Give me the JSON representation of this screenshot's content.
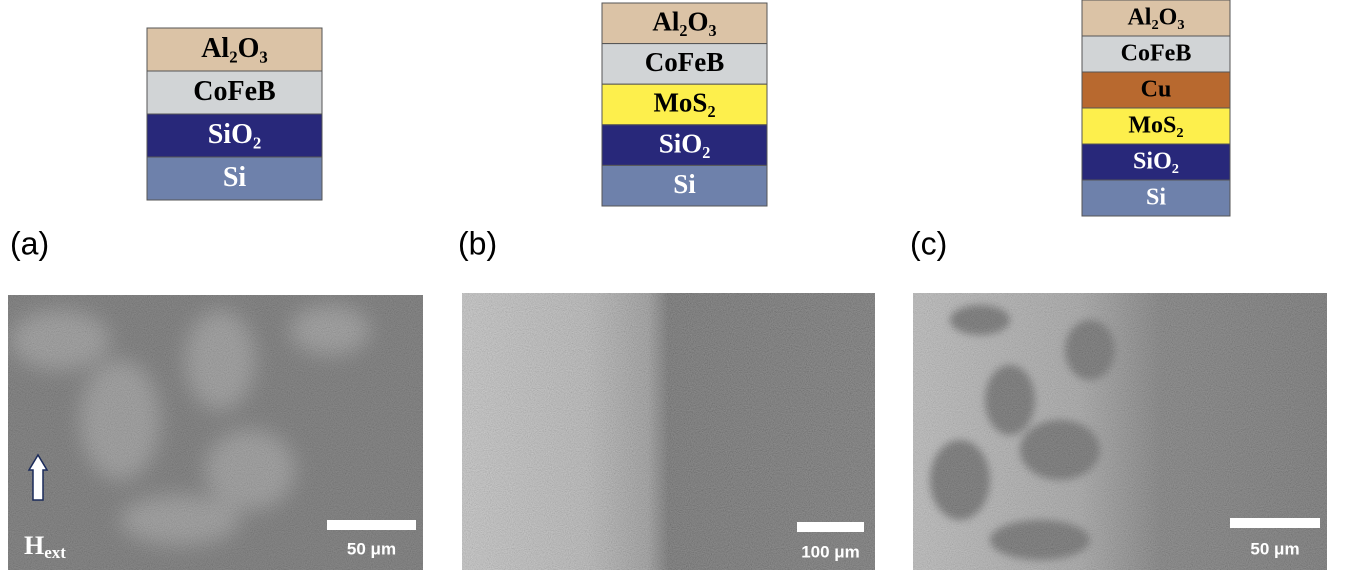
{
  "panels": [
    {
      "label": "(a)",
      "layers": [
        {
          "name": "Al₂O₃",
          "color": "#dbc3a6",
          "text_color": "#000000"
        },
        {
          "name": "CoFeB",
          "color": "#d1d4d6",
          "text_color": "#000000"
        },
        {
          "name": "SiO₂",
          "color": "#28287a",
          "text_color": "#ffffff"
        },
        {
          "name": "Si",
          "color": "#6e81ab",
          "text_color": "#ffffff"
        }
      ],
      "scale_bar": "50 μm",
      "field_label": {
        "symbol": "H",
        "subscript": "ext"
      }
    },
    {
      "label": "(b)",
      "layers": [
        {
          "name": "Al₂O₃",
          "color": "#dbc3a6",
          "text_color": "#000000"
        },
        {
          "name": "CoFeB",
          "color": "#d1d4d6",
          "text_color": "#000000"
        },
        {
          "name": "MoS₂",
          "color": "#fdef4c",
          "text_color": "#000000"
        },
        {
          "name": "SiO₂",
          "color": "#28287a",
          "text_color": "#ffffff"
        },
        {
          "name": "Si",
          "color": "#6e81ab",
          "text_color": "#ffffff"
        }
      ],
      "scale_bar": "100 μm"
    },
    {
      "label": "(c)",
      "layers": [
        {
          "name": "Al₂O₃",
          "color": "#dbc3a6",
          "text_color": "#000000"
        },
        {
          "name": "CoFeB",
          "color": "#d1d4d6",
          "text_color": "#000000"
        },
        {
          "name": "Cu",
          "color": "#b8692f",
          "text_color": "#000000"
        },
        {
          "name": "MoS₂",
          "color": "#fdef4c",
          "text_color": "#000000"
        },
        {
          "name": "SiO₂",
          "color": "#28287a",
          "text_color": "#ffffff"
        },
        {
          "name": "Si",
          "color": "#6e81ab",
          "text_color": "#ffffff"
        }
      ],
      "scale_bar": "50 μm"
    }
  ]
}
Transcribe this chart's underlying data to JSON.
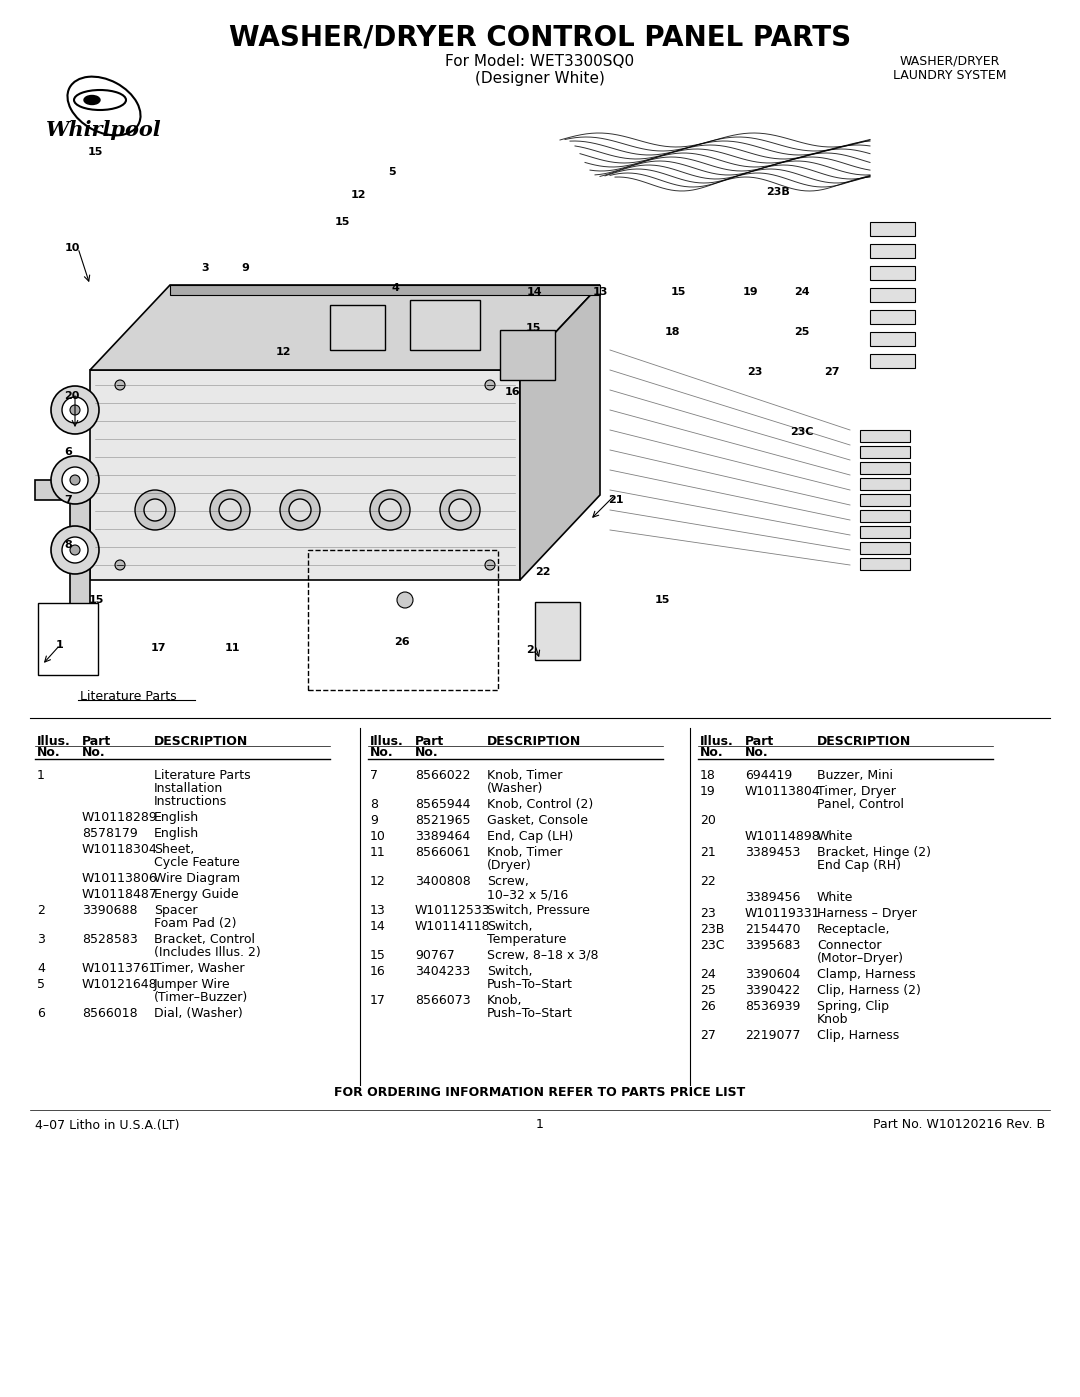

:: WHAT THE TASK REQUIRES ::
Say how many lines in the records above hold "this", and give no other text.

:: FINAL ANSWER ::
2